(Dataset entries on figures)
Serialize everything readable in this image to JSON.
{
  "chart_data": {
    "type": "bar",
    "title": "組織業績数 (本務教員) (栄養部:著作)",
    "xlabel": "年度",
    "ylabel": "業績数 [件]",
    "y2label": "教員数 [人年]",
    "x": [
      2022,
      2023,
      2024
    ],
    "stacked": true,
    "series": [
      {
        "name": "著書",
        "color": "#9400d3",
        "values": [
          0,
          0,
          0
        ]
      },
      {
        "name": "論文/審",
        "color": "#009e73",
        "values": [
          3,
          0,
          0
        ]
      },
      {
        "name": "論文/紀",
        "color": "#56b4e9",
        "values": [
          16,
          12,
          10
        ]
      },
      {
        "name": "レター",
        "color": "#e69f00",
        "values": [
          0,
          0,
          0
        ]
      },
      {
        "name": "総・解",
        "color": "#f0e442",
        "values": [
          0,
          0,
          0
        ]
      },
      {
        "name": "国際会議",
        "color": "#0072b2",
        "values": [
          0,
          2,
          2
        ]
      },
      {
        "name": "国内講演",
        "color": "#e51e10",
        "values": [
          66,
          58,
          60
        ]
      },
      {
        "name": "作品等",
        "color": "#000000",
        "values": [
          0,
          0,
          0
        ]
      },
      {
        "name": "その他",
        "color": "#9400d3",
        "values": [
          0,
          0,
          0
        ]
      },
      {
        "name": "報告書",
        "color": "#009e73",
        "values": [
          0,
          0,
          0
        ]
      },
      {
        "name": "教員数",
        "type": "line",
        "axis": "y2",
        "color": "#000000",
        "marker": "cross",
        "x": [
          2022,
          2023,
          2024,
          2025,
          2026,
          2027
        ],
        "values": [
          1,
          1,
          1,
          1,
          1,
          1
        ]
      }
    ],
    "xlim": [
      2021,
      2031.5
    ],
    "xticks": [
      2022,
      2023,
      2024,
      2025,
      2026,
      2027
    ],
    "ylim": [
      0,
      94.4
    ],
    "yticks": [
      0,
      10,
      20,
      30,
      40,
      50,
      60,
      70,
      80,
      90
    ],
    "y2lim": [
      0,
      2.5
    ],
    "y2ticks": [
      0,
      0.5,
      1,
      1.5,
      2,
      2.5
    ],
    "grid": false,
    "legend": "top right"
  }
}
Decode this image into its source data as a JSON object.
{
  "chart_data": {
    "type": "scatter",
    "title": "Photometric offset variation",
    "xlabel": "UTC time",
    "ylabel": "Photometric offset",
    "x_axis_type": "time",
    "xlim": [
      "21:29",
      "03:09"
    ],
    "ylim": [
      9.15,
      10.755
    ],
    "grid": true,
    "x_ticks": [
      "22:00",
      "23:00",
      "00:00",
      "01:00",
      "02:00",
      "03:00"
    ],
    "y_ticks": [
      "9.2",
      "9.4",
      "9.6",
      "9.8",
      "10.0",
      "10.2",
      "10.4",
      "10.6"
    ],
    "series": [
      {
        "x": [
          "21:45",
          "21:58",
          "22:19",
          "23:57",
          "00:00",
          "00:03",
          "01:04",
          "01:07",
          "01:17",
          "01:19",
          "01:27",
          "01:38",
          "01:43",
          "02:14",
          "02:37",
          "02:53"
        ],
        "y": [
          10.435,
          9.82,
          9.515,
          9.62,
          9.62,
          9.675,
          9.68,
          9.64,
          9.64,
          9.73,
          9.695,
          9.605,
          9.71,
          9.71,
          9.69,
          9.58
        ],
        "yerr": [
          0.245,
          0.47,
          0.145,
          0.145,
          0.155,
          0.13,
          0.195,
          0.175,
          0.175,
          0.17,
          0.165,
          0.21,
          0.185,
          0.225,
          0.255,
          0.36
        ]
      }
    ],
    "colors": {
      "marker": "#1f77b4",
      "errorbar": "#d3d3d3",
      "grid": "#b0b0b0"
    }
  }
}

_WORK TO DO_:
Only lines that contain the word "title" are wanted; copy each of them.

_REPLY_:
    "title": "組織業績数 (本務教員) (栄養部:著作)",
    "title": "Photometric offset variation",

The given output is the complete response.